╭──

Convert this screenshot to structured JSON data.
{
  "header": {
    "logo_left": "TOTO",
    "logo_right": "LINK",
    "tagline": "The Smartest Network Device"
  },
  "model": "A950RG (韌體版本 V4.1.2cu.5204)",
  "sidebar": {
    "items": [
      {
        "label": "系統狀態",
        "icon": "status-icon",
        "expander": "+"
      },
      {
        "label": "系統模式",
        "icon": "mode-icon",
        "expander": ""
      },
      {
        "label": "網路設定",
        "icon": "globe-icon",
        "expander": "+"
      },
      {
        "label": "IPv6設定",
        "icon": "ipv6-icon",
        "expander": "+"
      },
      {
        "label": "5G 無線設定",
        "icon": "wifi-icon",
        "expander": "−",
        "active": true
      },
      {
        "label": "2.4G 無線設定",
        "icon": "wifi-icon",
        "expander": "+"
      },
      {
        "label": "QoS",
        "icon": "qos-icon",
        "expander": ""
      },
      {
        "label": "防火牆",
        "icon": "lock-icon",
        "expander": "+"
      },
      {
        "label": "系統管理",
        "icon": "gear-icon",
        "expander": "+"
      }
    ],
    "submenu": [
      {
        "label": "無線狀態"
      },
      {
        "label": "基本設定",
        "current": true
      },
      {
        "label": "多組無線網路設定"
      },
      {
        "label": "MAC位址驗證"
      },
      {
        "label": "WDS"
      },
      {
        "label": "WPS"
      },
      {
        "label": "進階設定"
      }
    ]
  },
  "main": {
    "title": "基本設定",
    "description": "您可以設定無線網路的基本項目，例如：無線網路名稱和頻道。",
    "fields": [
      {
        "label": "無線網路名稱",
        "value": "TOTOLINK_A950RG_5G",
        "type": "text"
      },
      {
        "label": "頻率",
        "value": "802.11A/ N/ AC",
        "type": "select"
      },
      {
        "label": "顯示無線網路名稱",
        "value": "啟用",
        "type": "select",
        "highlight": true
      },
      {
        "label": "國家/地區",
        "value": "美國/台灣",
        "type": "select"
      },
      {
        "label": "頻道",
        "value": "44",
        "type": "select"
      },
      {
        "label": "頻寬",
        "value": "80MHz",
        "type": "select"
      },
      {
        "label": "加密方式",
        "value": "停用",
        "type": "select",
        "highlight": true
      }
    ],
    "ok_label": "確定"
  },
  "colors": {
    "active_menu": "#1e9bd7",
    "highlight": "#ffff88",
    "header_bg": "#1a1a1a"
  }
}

╰──

Aim of the task →
Locate all lines that include the word "icon" and copy them out.

Correct output →
        "icon": "status-icon",
        "icon": "mode-icon",
        "icon": "globe-icon",
        "icon": "ipv6-icon",
        "icon": "wifi-icon",
        "icon": "wifi-icon",
        "icon": "qos-icon",
        "icon": "lock-icon",
        "icon": "gear-icon",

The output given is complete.